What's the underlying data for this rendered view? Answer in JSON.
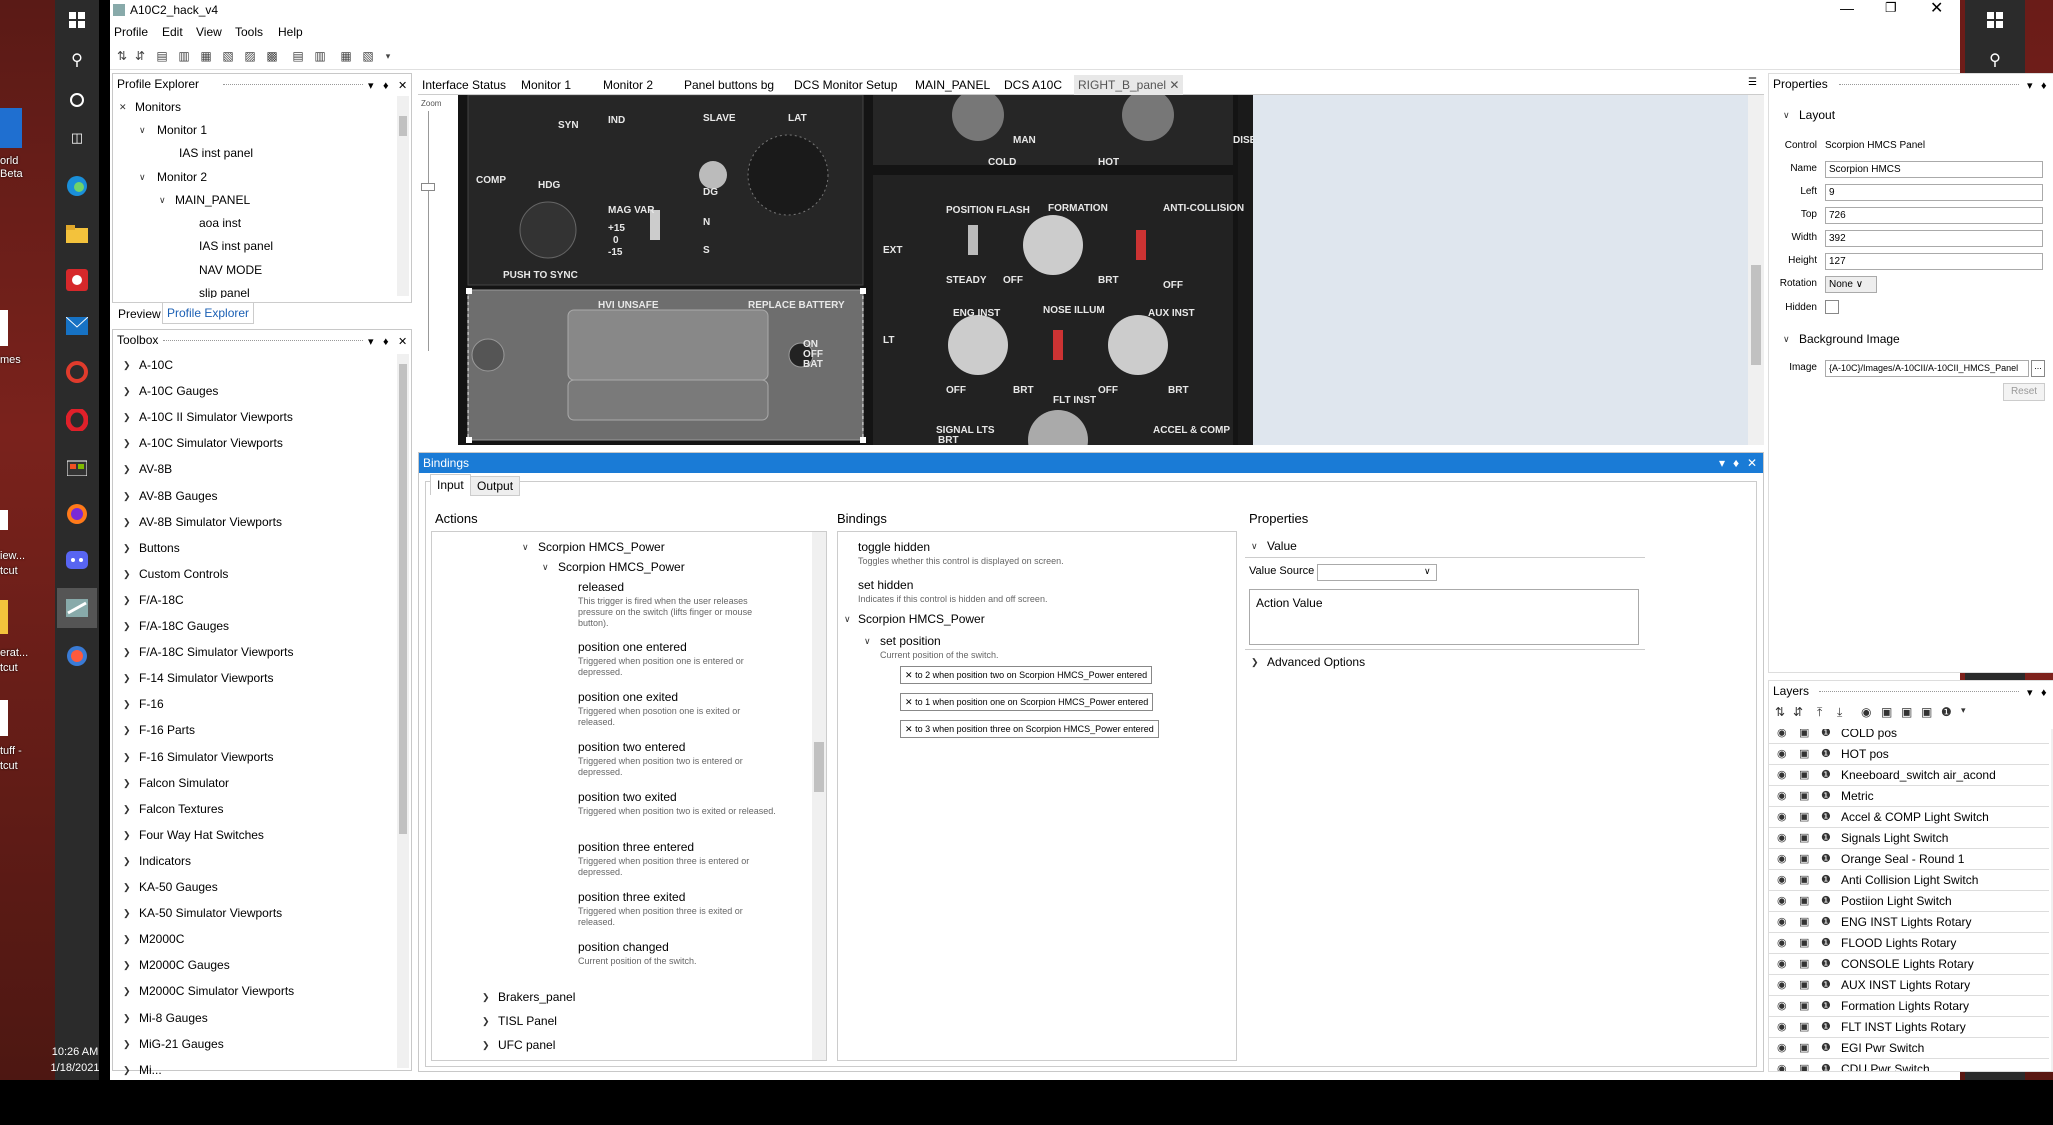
{
  "window": {
    "title": "A10C2_hack_v4"
  },
  "menu": [
    "Profile",
    "Edit",
    "View",
    "Tools",
    "Help"
  ],
  "desktop": {
    "left_labels": [
      "orld",
      "Beta",
      "mes",
      "iew...",
      "tcut",
      "erat...",
      "tcut",
      "tuff -",
      "tcut"
    ],
    "time": "10:26 AM",
    "date": "1/18/2021"
  },
  "profile_explorer": {
    "title": "Profile Explorer",
    "items": [
      "Monitors",
      "Monitor 1",
      "IAS inst panel",
      "Monitor 2",
      "MAIN_PANEL",
      "aoa inst",
      "IAS inst panel",
      "NAV MODE",
      "slip panel"
    ],
    "tabs": [
      "Preview",
      "Profile Explorer"
    ]
  },
  "toolbox": {
    "title": "Toolbox",
    "items": [
      "A-10C",
      "A-10C Gauges",
      "A-10C II Simulator Viewports",
      "A-10C Simulator Viewports",
      "AV-8B",
      "AV-8B Gauges",
      "AV-8B Simulator Viewports",
      "Buttons",
      "Custom Controls",
      "F/A-18C",
      "F/A-18C Gauges",
      "F/A-18C Simulator Viewports",
      "F-14 Simulator Viewports",
      "F-16",
      "F-16 Parts",
      "F-16 Simulator Viewports",
      "Falcon Simulator",
      "Falcon Textures",
      "Four Way Hat Switches",
      "Indicators",
      "KA-50 Gauges",
      "KA-50 Simulator Viewports",
      "M2000C",
      "M2000C Gauges",
      "M2000C Simulator Viewports",
      "Mi-8 Gauges",
      "MiG-21 Gauges",
      "Mi..."
    ]
  },
  "doc_tabs": [
    "Interface Status",
    "Monitor 1",
    "Monitor 2",
    "Panel buttons bg",
    "DCS Monitor Setup",
    "MAIN_PANEL",
    "DCS A10C",
    "RIGHT_B_panel"
  ],
  "zoom_label": "Zoom",
  "cockpit": {
    "labels": [
      "SYN",
      "IND",
      "SLAVE",
      "LAT",
      "HDG",
      "MAG VAR",
      "DG",
      "+15",
      "0",
      "-15",
      "N",
      "S",
      "PUSH TO SYNC",
      "COMP",
      "HVI UNSAFE",
      "REPLACE BATTERY",
      "ON",
      "OFF",
      "BAT",
      "MAN",
      "COLD",
      "HOT",
      "POSITION FLASH",
      "FORMATION",
      "ANTI-COLLISION",
      "STEADY",
      "OFF",
      "BRT",
      "OFF",
      "ENG INST",
      "NOSE ILLUM",
      "AUX INST",
      "OFF",
      "BRT",
      "OFF",
      "BRT",
      "EXT",
      "LT",
      "SIGNAL LTS",
      "BRT",
      "FLT INST",
      "ACCEL & COMP",
      "DISENGAGE"
    ]
  },
  "bindings": {
    "title": "Bindings",
    "tabs": [
      "Input",
      "Output"
    ],
    "actions_header": "Actions",
    "bindings_header": "Bindings",
    "properties_header": "Properties",
    "actions": [
      {
        "name": "Scorpion HMCS_Power"
      },
      {
        "name": "Scorpion HMCS_Power"
      },
      {
        "name": "released",
        "desc": "This trigger is fired when the user releases pressure on the switch (lifts finger or mouse button)."
      },
      {
        "name": "position one entered",
        "desc": "Triggered when position one is entered or depressed."
      },
      {
        "name": "position one exited",
        "desc": "Triggered when posotion one is exited or released."
      },
      {
        "name": "position two entered",
        "desc": "Triggered when position two is entered or depressed."
      },
      {
        "name": "position two exited",
        "desc": "Triggered when position two is exited or released."
      },
      {
        "name": "position three entered",
        "desc": "Triggered when position three is entered or depressed."
      },
      {
        "name": "position three exited",
        "desc": "Triggered when position three is exited or released."
      },
      {
        "name": "position changed",
        "desc": "Current position of the switch."
      },
      {
        "name": "Brakers_panel"
      },
      {
        "name": "TISL Panel"
      },
      {
        "name": "UFC panel"
      }
    ],
    "binding_items": [
      {
        "name": "toggle hidden",
        "desc": "Toggles whether this control is displayed on screen."
      },
      {
        "name": "set hidden",
        "desc": "Indicates if this control is hidden and off screen."
      },
      {
        "name": "Scorpion HMCS_Power"
      },
      {
        "name": "set position",
        "desc": "Current position of the switch."
      }
    ],
    "binding_rows": [
      "to 2 when position two on Scorpion HMCS_Power entered",
      "to 1 when position one on Scorpion HMCS_Power entered",
      "to 3 when position three on Scorpion HMCS_Power entered"
    ],
    "props": {
      "value_label": "Value",
      "value_source_label": "Value Source",
      "action_value": "Action Value",
      "advanced": "Advanced Options"
    }
  },
  "properties": {
    "title": "Properties",
    "layout": "Layout",
    "control_label": "Control",
    "control": "Scorpion HMCS Panel",
    "name_label": "Name",
    "name": "Scorpion HMCS",
    "left_label": "Left",
    "left": "9",
    "top_label": "Top",
    "top": "726",
    "width_label": "Width",
    "width": "392",
    "height_label": "Height",
    "height": "127",
    "rotation_label": "Rotation",
    "rotation": "None",
    "hidden_label": "Hidden",
    "bg_section": "Background Image",
    "image_label": "Image",
    "image": "{A-10C}/Images/A-10CII/A-10CII_HMCS_Panel",
    "reset": "Reset"
  },
  "layers": {
    "title": "Layers",
    "items": [
      "COLD pos",
      "HOT pos",
      "Kneeboard_switch air_acond",
      "Metric",
      "Accel & COMP  Light Switch",
      "Signals Light Switch",
      "Orange Seal - Round 1",
      "Anti Collision Light Switch",
      "Postiion Light Switch",
      "ENG INST Lights Rotary",
      "FLOOD Lights Rotary",
      "CONSOLE Lights Rotary",
      "AUX INST Lights Rotary",
      "Formation Lights Rotary",
      "FLT INST Lights Rotary",
      "EGI Pwr Switch",
      "CDU Pwr Switch"
    ]
  }
}
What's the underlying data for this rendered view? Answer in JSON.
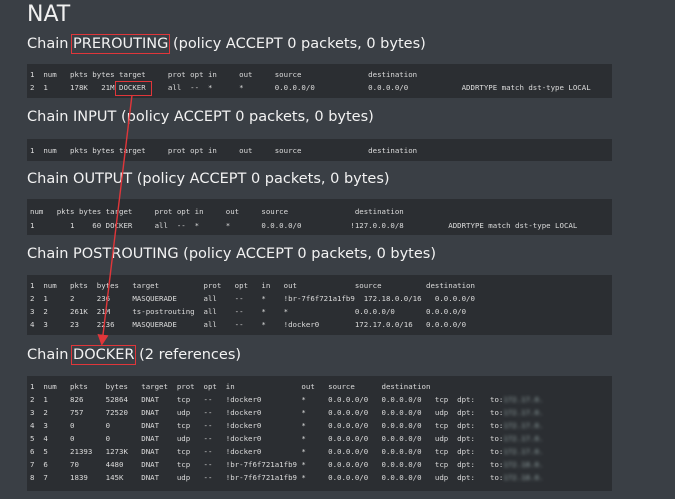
{
  "page_title": "NAT",
  "sections": {
    "prerouting": {
      "heading_prefix": "Chain ",
      "heading_name": "PREROUTING",
      "heading_suffix": " (policy ACCEPT 0 packets, 0 bytes)",
      "lines": [
        "1  num   pkts bytes target     prot opt in     out     source               destination",
        "2  1     178K   21M DOCKER     all  --  *      *       0.0.0.0/0            0.0.0.0/0            ADDRTYPE match dst-type LOCAL"
      ]
    },
    "input": {
      "heading": "Chain INPUT (policy ACCEPT 0 packets, 0 bytes)",
      "lines": [
        "1  num   pkts bytes target     prot opt in     out     source               destination"
      ]
    },
    "output": {
      "heading": "Chain OUTPUT (policy ACCEPT 0 packets, 0 bytes)",
      "lines": [
        "num   pkts bytes target     prot opt in     out     source               destination",
        "1        1    60 DOCKER     all  --  *      *       0.0.0.0/0           !127.0.0.0/8          ADDRTYPE match dst-type LOCAL"
      ]
    },
    "postrouting": {
      "heading": "Chain POSTROUTING (policy ACCEPT 0 packets, 0 bytes)",
      "lines": [
        "1  num   pkts  bytes   target          prot   opt   in   out             source          destination",
        "2  1     2     236     MASQUERADE      all    --    *    !br-7f6f721a1fb9  172.18.0.0/16   0.0.0.0/0",
        "3  2     261K  21M     ts-postrouting  all    --    *    *               0.0.0.0/0       0.0.0.0/0",
        "4  3     23    2236    MASQUERADE      all    --    *    !docker0        172.17.0.0/16   0.0.0.0/0"
      ]
    },
    "docker": {
      "heading_prefix": "Chain ",
      "heading_name": "DOCKER",
      "heading_suffix": " (2 references)",
      "lines": [
        "1  num   pkts    bytes   target  prot  opt  in               out   source      destination",
        "2  1     826     52864   DNAT    tcp   --   !docker0         *     0.0.0.0/0   0.0.0.0/0   tcp  dpt:",
        "3  2     757     72520   DNAT    udp   --   !docker0         *     0.0.0.0/0   0.0.0.0/0   udp  dpt:",
        "4  3     0       0       DNAT    tcp   --   !docker0         *     0.0.0.0/0   0.0.0.0/0   tcp  dpt:",
        "5  4     0       0       DNAT    udp   --   !docker0         *     0.0.0.0/0   0.0.0.0/0   udp  dpt:",
        "6  5     21393   1273K   DNAT    tcp   --   !docker0         *     0.0.0.0/0   0.0.0.0/0   tcp  dpt:",
        "7  6     70      4480    DNAT    tcp   --   !br-7f6f721a1fb9 *     0.0.0.0/0   0.0.0.0/0   tcp  dpt:",
        "8  7     1839    145K    DNAT    udp   --   !br-7f6f721a1fb9 *     0.0.0.0/0   0.0.0.0/0   udp  dpt:"
      ],
      "to_prefix": "to:",
      "to_values": [
        "172.17.0.",
        "172.17.0.",
        "172.17.0.",
        "172.17.0.",
        "172.17.0.",
        "172.18.0.",
        "172.18.0."
      ]
    }
  },
  "colors": {
    "background": "#3a3f45",
    "code_bg": "#2b2e32",
    "highlight": "#e0363a"
  }
}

______

Search the data for the string "when". List each line that has it.

        "desc": "This trigger is fired when the user releases pressure on the switch (lifts finger or mouse button)."
        "desc": "Triggered when position one is entered or depressed."
        "desc": "Triggered when posotion one is exited or released."
        "desc": "Triggered when position two is entered or depressed."
        "desc": "Triggered when position two is exited or released."
        "desc": "Triggered when position three is entered or depressed."
        "desc": "Triggered when position three is exited or released."
      "to 2 when position two on Scorpion HMCS_Power entered",
      "to 1 when position one on Scorpion HMCS_Power entered",
      "to 3 when position three on Scorpion HMCS_Power entered"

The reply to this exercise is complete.